[Figure data in JSON]
>>>>

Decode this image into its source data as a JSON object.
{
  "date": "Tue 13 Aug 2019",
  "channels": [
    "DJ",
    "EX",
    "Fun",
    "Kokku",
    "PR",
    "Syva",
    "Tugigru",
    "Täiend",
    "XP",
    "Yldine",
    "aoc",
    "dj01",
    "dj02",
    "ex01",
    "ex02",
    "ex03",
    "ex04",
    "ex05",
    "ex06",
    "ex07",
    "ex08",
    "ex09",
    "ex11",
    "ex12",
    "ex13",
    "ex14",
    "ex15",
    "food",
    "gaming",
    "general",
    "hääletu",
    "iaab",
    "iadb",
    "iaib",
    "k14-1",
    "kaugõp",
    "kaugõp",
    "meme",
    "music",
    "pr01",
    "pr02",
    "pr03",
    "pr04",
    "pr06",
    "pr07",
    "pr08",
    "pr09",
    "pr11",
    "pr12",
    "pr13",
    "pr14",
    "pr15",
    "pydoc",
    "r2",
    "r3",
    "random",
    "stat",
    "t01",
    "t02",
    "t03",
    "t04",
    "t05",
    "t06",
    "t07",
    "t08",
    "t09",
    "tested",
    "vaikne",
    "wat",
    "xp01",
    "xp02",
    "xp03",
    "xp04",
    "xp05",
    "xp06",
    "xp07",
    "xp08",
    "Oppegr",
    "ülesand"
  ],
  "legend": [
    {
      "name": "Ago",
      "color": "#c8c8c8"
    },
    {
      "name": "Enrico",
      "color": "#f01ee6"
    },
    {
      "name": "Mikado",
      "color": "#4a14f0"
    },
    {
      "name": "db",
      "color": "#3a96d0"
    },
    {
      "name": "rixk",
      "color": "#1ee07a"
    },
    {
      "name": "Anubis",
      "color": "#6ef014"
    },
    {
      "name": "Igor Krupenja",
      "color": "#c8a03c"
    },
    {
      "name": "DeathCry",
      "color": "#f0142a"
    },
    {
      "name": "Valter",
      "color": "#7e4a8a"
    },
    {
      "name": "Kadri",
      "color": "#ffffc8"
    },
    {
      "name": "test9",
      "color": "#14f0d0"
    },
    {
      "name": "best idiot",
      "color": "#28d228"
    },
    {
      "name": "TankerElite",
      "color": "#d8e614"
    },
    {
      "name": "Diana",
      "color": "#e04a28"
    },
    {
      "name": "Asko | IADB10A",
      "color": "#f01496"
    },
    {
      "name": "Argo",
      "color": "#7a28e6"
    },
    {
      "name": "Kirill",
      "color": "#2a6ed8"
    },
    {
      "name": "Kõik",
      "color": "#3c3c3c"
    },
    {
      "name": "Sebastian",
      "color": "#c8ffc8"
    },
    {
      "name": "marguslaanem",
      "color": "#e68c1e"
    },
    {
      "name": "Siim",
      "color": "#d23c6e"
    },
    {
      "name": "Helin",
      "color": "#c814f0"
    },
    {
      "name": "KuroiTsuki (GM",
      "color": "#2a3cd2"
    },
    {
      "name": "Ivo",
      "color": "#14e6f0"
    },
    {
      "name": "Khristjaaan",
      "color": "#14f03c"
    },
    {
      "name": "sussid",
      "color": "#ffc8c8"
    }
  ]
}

<<<<

PROBLEM DETAILS: Return every entry exactly as given.

SOLVED PROBLEM:
Decode this image into its source data as a JSON object.
{
  "date": "Tue 13 Aug 2019",
  "channels": [
    "DJ",
    "EX",
    "Fun",
    "Kokku",
    "PR",
    "Syva",
    "Tugigru",
    "Täiend",
    "XP",
    "Yldine",
    "aoc",
    "dj01",
    "dj02",
    "ex01",
    "ex02",
    "ex03",
    "ex04",
    "ex05",
    "ex06",
    "ex07",
    "ex08",
    "ex09",
    "ex11",
    "ex12",
    "ex13",
    "ex14",
    "ex15",
    "food",
    "gaming",
    "general",
    "hääletu",
    "iaab",
    "iadb",
    "iaib",
    "k14-1",
    "kaugõp",
    "kaugõp",
    "meme",
    "music",
    "pr01",
    "pr02",
    "pr03",
    "pr04",
    "pr06",
    "pr07",
    "pr08",
    "pr09",
    "pr11",
    "pr12",
    "pr13",
    "pr14",
    "pr15",
    "pydoc",
    "r2",
    "r3",
    "random",
    "stat",
    "t01",
    "t02",
    "t03",
    "t04",
    "t05",
    "t06",
    "t07",
    "t08",
    "t09",
    "tested",
    "vaikne",
    "wat",
    "xp01",
    "xp02",
    "xp03",
    "xp04",
    "xp05",
    "xp06",
    "xp07",
    "xp08",
    "Oppegr",
    "ülesand"
  ],
  "legend": [
    {
      "name": "Ago",
      "color": "#c8c8c8"
    },
    {
      "name": "Enrico",
      "color": "#f01ee6"
    },
    {
      "name": "Mikado",
      "color": "#4a14f0"
    },
    {
      "name": "db",
      "color": "#3a96d0"
    },
    {
      "name": "rixk",
      "color": "#1ee07a"
    },
    {
      "name": "Anubis",
      "color": "#6ef014"
    },
    {
      "name": "Igor Krupenja",
      "color": "#c8a03c"
    },
    {
      "name": "DeathCry",
      "color": "#f0142a"
    },
    {
      "name": "Valter",
      "color": "#7e4a8a"
    },
    {
      "name": "Kadri",
      "color": "#ffffc8"
    },
    {
      "name": "test9",
      "color": "#14f0d0"
    },
    {
      "name": "best idiot",
      "color": "#28d228"
    },
    {
      "name": "TankerElite",
      "color": "#d8e614"
    },
    {
      "name": "Diana",
      "color": "#e04a28"
    },
    {
      "name": "Asko | IADB10A",
      "color": "#f01496"
    },
    {
      "name": "Argo",
      "color": "#7a28e6"
    },
    {
      "name": "Kirill",
      "color": "#2a6ed8"
    },
    {
      "name": "Kõik",
      "color": "#3c3c3c"
    },
    {
      "name": "Sebastian",
      "color": "#c8ffc8"
    },
    {
      "name": "marguslaanem",
      "color": "#e68c1e"
    },
    {
      "name": "Siim",
      "color": "#d23c6e"
    },
    {
      "name": "Helin",
      "color": "#c814f0"
    },
    {
      "name": "KuroiTsuki (GM",
      "color": "#2a3cd2"
    },
    {
      "name": "Ivo",
      "color": "#14e6f0"
    },
    {
      "name": "Khristjaaan",
      "color": "#14f03c"
    },
    {
      "name": "sussid",
      "color": "#ffc8c8"
    }
  ]
}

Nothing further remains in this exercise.